GOAL OF THE EXERCISE: Show all lines holding "Annual".

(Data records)
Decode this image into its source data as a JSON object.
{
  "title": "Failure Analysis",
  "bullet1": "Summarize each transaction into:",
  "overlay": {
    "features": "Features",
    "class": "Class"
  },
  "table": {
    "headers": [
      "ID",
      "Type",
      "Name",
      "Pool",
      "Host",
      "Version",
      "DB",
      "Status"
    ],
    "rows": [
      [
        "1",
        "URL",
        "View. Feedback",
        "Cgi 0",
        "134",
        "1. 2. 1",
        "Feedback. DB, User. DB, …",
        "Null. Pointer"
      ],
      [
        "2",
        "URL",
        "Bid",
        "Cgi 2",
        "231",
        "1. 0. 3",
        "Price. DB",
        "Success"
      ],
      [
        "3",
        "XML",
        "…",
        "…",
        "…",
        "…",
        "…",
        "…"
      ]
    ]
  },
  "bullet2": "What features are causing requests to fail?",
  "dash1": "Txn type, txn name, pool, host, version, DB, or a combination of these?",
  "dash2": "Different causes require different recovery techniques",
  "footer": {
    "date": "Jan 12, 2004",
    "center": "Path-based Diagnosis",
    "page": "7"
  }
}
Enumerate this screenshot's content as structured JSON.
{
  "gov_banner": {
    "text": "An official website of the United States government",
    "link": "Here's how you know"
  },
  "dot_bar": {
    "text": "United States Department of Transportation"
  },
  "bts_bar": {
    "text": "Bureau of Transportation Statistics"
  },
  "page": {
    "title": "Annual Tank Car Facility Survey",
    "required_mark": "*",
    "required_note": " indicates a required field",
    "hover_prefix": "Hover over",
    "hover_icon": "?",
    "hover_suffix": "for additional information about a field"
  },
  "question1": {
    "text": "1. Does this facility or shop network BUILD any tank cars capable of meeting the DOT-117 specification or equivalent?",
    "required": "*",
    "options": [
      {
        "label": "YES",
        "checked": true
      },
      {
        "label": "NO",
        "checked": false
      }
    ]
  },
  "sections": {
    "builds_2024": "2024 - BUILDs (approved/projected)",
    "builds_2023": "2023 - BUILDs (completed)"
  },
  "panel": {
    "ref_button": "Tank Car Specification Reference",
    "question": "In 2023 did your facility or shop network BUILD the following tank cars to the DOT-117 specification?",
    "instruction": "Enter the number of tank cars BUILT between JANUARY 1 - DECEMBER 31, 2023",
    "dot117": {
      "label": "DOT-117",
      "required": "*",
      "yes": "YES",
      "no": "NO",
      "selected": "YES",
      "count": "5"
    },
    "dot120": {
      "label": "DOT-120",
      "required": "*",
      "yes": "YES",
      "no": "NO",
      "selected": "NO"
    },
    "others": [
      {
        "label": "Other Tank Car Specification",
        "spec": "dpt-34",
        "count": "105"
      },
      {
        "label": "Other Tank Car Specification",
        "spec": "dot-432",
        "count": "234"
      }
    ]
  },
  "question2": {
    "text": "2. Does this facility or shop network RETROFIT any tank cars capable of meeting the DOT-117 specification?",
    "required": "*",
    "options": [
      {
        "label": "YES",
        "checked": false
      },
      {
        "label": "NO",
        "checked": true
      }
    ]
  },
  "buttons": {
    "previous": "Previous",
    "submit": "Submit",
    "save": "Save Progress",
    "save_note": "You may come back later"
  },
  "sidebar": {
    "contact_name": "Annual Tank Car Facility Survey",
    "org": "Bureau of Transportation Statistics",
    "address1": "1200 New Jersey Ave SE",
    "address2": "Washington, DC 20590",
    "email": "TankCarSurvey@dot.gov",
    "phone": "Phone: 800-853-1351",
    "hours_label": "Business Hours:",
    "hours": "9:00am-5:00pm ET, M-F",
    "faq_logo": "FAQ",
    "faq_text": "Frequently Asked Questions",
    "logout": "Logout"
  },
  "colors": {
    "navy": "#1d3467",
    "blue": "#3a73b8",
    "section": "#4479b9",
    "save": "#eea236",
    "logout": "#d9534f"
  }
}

RESPONSE TO THIS TASK:
    "title": "Annual Tank Car Facility Survey",
    "contact_name": "Annual Tank Car Facility Survey",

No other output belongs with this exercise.